> _Given exercise_
Return each line containing "المستقلة".
----------------
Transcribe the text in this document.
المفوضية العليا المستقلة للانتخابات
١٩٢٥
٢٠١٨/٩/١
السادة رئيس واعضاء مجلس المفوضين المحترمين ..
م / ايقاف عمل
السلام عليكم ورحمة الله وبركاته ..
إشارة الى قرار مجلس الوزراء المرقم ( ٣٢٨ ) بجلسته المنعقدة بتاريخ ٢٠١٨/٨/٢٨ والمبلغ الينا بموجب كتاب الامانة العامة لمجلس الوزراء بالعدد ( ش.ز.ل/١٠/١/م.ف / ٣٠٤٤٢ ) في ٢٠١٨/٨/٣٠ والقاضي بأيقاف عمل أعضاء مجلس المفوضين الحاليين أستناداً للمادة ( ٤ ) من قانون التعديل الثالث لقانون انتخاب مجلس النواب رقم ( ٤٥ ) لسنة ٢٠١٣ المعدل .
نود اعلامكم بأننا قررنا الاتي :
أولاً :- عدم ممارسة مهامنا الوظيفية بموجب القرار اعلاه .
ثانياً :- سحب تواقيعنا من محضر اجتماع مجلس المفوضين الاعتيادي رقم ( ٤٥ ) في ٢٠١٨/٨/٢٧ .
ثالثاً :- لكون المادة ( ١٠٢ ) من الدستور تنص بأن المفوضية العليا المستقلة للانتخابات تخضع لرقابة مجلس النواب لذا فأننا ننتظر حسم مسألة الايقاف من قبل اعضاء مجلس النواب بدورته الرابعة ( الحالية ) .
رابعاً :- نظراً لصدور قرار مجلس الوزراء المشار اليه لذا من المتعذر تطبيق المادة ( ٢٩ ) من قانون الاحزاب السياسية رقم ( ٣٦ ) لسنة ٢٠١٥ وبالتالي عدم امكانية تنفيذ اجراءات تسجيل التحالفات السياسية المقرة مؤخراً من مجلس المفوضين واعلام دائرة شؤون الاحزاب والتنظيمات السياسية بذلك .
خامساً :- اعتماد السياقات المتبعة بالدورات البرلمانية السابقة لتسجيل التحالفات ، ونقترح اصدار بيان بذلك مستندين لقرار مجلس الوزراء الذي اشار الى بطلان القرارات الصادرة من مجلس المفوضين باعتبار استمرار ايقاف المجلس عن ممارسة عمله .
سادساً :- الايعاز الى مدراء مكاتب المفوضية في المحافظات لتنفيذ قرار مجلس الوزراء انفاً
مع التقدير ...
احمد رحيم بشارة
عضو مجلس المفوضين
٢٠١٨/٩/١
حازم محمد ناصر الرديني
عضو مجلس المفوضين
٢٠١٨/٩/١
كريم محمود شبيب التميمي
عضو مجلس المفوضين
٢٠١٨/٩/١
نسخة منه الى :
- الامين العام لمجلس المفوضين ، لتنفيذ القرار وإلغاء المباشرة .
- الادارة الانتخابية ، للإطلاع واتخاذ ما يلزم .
----------------
> _The answer_
المفوضية العليا المستقلة للانتخابات
ثالثاً :- لكون المادة ( ١٠٢ ) من الدستور تنص بأن المفوضية العليا المستقلة للانتخابات تخضع لرقابة مجلس النواب لذا فأننا ننتظر حسم مسألة الايقاف من قبل اعضاء مجلس النواب بدورته الرابعة ( الحالية ) .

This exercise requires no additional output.